▶ _The problem_: Search the entries below. Return every line that has "słuchowej" in it.

▶ _Provided records_:
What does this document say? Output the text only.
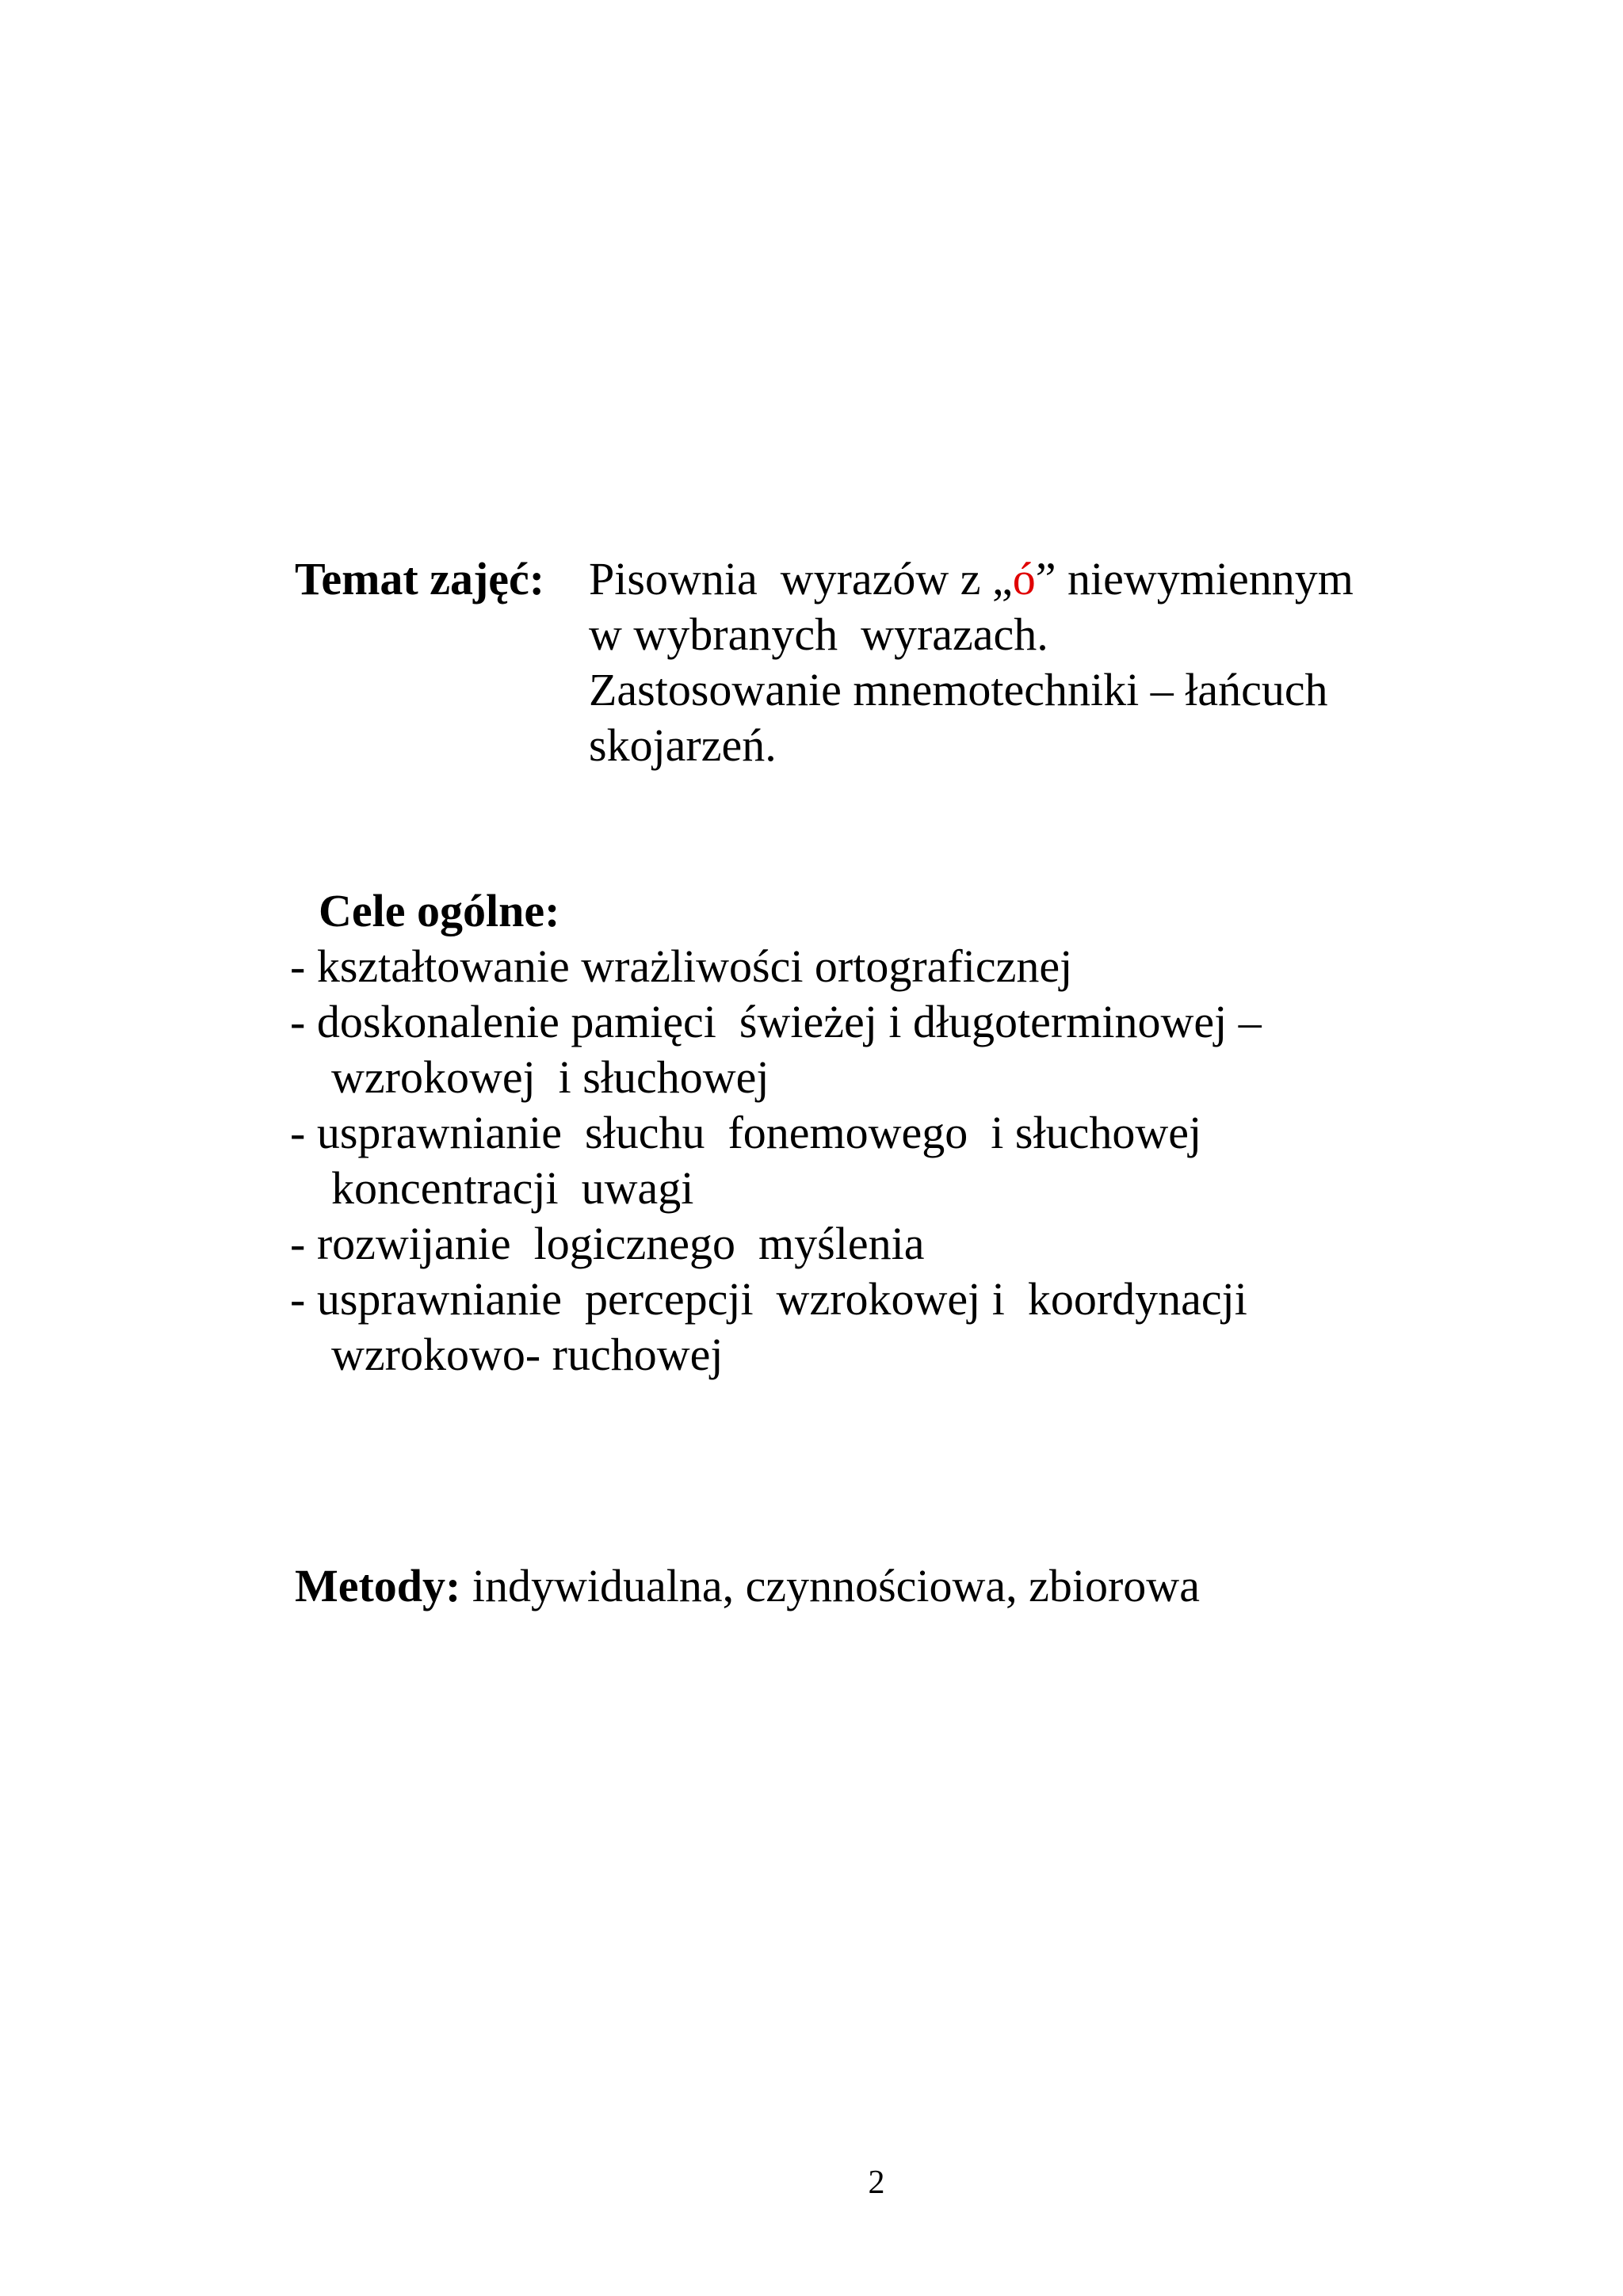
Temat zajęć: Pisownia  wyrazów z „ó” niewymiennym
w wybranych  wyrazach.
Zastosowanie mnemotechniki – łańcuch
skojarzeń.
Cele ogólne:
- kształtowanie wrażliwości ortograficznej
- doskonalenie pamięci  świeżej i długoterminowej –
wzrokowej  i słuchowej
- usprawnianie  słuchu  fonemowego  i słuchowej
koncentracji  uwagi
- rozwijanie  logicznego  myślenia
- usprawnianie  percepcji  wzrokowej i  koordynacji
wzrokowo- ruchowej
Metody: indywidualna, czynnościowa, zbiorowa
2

▶ _Response to this exercise_:
wzrokowej  i słuchowej
- usprawnianie  słuchu  fonemowego  i słuchowej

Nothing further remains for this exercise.